== What to work on ==
Do any lines in the data below contain "DTPA"? If so, copy every one of them.

== Entries supplied ==
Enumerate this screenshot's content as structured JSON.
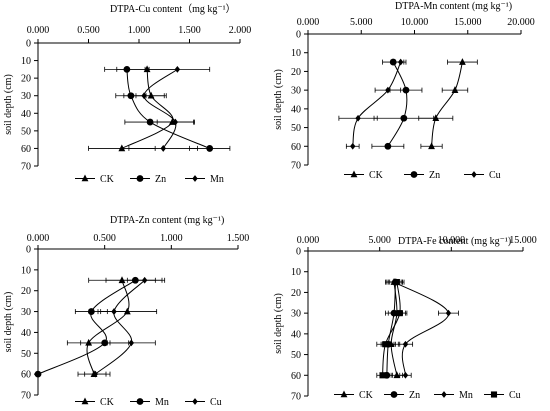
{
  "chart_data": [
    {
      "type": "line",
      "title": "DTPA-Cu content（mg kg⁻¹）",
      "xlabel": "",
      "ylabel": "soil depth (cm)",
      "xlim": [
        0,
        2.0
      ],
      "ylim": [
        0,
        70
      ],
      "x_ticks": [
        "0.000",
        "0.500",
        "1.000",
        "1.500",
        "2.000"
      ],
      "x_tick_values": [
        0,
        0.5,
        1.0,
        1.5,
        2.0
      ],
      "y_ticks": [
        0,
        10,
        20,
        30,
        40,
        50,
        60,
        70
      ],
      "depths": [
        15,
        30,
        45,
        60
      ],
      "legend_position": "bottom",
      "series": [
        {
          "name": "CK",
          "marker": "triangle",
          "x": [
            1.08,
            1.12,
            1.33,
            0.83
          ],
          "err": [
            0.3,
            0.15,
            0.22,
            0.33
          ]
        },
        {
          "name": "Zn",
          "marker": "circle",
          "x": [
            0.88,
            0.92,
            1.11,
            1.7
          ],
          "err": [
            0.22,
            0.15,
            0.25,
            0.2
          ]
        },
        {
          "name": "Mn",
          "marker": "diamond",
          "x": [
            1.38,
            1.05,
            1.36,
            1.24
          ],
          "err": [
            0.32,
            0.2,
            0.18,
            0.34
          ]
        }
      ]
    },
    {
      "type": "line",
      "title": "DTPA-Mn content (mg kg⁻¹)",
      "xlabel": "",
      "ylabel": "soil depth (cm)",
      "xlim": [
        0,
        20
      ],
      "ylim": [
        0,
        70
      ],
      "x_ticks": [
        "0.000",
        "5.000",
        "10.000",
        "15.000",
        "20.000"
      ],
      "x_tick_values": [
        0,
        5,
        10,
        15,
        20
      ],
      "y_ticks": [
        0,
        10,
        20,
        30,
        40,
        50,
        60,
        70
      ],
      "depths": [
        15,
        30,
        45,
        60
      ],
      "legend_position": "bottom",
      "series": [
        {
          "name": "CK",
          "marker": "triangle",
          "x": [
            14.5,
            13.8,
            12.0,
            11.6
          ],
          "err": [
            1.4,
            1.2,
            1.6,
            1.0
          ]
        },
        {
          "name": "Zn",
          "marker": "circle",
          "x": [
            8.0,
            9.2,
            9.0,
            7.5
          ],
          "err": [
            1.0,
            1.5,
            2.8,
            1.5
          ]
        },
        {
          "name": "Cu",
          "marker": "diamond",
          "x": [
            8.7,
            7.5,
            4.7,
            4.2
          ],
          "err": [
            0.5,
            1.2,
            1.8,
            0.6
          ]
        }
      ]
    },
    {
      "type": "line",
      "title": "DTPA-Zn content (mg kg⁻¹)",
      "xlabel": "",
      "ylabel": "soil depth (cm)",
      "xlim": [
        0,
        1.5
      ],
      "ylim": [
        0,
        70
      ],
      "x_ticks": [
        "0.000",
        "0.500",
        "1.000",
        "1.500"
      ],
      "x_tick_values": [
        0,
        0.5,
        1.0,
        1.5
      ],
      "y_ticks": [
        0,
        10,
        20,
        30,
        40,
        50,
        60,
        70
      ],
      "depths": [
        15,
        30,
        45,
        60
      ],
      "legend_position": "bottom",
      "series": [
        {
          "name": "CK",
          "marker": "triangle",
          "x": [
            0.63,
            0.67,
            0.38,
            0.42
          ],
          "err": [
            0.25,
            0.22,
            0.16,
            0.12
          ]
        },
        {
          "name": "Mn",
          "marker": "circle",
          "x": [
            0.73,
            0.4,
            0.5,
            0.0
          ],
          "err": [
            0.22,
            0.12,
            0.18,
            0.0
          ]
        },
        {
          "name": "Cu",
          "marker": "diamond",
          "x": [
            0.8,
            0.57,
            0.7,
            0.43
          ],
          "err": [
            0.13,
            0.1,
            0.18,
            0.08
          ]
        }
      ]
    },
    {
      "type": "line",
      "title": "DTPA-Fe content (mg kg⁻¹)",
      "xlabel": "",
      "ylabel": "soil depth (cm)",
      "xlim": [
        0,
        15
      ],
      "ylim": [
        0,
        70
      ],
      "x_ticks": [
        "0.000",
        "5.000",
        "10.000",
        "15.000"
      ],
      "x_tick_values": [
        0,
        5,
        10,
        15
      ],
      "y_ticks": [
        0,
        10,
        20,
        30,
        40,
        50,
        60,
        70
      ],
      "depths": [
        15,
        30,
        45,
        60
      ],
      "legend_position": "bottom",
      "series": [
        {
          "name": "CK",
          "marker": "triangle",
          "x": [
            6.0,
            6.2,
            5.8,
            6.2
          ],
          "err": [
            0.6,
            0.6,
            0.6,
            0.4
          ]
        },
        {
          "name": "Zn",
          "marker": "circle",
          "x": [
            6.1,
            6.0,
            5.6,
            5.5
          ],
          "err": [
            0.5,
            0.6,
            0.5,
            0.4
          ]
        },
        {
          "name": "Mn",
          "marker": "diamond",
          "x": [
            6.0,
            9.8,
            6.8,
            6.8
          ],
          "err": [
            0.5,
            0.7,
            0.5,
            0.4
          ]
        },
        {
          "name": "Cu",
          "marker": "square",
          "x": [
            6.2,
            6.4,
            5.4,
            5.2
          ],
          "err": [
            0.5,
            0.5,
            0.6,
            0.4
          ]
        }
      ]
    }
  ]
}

...

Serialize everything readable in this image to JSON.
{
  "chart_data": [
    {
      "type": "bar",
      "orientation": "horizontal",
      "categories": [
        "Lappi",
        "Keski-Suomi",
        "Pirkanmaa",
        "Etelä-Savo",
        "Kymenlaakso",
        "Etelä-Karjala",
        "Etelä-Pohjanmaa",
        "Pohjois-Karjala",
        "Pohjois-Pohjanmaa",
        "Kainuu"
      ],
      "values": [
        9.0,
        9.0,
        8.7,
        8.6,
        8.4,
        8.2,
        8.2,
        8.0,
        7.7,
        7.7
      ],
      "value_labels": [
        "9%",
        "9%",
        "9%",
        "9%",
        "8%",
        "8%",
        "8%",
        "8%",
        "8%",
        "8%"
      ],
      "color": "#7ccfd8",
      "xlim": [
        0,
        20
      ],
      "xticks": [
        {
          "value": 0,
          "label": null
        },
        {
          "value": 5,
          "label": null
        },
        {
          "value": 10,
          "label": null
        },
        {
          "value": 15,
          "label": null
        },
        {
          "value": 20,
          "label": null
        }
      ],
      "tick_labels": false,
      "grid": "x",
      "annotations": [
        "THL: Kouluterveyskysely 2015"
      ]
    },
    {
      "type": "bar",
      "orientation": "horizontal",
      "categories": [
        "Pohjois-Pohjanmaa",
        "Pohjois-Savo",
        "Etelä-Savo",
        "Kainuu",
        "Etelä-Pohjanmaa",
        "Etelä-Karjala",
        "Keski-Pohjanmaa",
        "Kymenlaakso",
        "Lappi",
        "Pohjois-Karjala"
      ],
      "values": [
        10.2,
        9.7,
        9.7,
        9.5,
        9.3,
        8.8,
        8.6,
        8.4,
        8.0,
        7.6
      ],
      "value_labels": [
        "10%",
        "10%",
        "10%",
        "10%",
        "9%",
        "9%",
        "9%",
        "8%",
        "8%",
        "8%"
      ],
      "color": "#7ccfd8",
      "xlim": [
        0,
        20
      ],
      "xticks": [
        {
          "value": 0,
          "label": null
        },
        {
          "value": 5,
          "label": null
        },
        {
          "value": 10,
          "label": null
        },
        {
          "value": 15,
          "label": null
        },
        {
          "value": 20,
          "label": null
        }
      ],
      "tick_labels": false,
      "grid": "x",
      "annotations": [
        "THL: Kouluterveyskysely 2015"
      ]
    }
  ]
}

== In response ==
      "title": "DTPA-Cu content（mg kg⁻¹）",
      "title": "DTPA-Mn content (mg kg⁻¹)",
      "title": "DTPA-Zn content (mg kg⁻¹)",
      "title": "DTPA-Fe content (mg kg⁻¹)",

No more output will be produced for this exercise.